** BEGIN Excerpted records **

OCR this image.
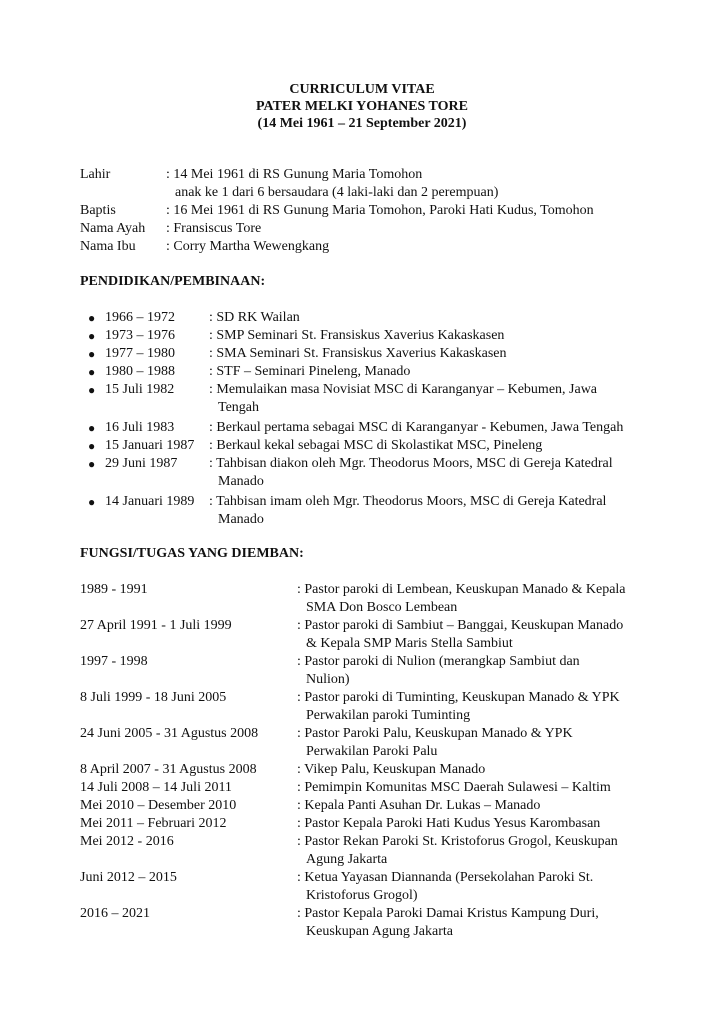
CURRICULUM VITAE
PATER MELKI YOHANES TORE
(14 Mei 1961 – 21 September 2021)
Lahir	: 14 Mei 1961 di RS Gunung Maria Tomohon
anak ke 1 dari 6 bersaudara (4 laki-laki dan 2 perempuan)
Baptis	: 16 Mei 1961 di RS Gunung Maria Tomohon, Paroki Hati Kudus, Tomohon
Nama Ayah : Fransiscus Tore
Nama Ibu : Corry Martha Wewengkang
PENDIDIKAN/PEMBINAAN:
● 1966 – 1972 : SD RK Wailan
● 1973 – 1976 : SMP Seminari St. Fransiskus Xaverius Kakaskasen
● 1977 – 1980 : SMA Seminari St. Fransiskus Xaverius Kakaskasen
● 1980 – 1988 : STF – Seminari Pineleng, Manado
● 15 Juli 1982 : Memulaikan masa Novisiat MSC di Karanganyar – Kebumen, Jawa
Tengah
● 16 Juli 1983 : Berkaul pertama sebagai MSC di Karanganyar - Kebumen, Jawa Tengah
● 15 Januari 1987 : Berkaul kekal sebagai MSC di Skolastikat MSC, Pineleng
● 29 Juni 1987 : Tahbisan diakon oleh Mgr. Theodorus Moors, MSC di Gereja Katedral
Manado
● 14 Januari 1989 : Tahbisan imam oleh Mgr. Theodorus Moors, MSC di Gereja Katedral
Manado
FUNGSI/TUGAS YANG DIEMBAN:
1989 - 1991	: Pastor paroki di Lembean, Keuskupan Manado & Kepala
SMA Don Bosco Lembean
27 April 1991 - 1 Juli 1999	: Pastor paroki di Sambiut – Banggai, Keuskupan Manado
& Kepala SMP Maris Stella Sambiut
1997 - 1998	: Pastor paroki di Nulion (merangkap Sambiut dan
Nulion)
8 Juli 1999 - 18 Juni 2005	: Pastor paroki di Tuminting, Keuskupan Manado & YPK
Perwakilan paroki Tuminting
24 Juni 2005 - 31 Agustus 2008	: Pastor Paroki Palu, Keuskupan Manado & YPK
Perwakilan Paroki Palu
8 April 2007 - 31 Agustus 2008	: Vikep Palu, Keuskupan Manado
14 Juli 2008 – 14 Juli 2011	: Pemimpin Komunitas MSC Daerah Sulawesi – Kaltim
Mei 2010 – Desember 2010	: Kepala Panti Asuhan Dr. Lukas – Manado
Mei 2011 – Februari 2012	: Pastor Kepala Paroki Hati Kudus Yesus Karombasan
Mei 2012 - 2016	: Pastor Rekan Paroki St. Kristoforus Grogol, Keuskupan
Agung Jakarta
Juni 2012 – 2015	: Ketua Yayasan Diannanda (Persekolahan Paroki St.
Kristoforus Grogol)
2016 – 2021	: Pastor Kepala Paroki Damai Kristus Kampung Duri,
Keuskupan Agung Jakarta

** END Excerpted records **

_Instruction_.
Note every line above where the string "oleh" shows up, and copy those lines.

_Task output_.
● 29 Juni 1987 : Tahbisan diakon oleh Mgr. Theodorus Moors, MSC di Gereja Katedral
● 14 Januari 1989 : Tahbisan imam oleh Mgr. Theodorus Moors, MSC di Gereja Katedral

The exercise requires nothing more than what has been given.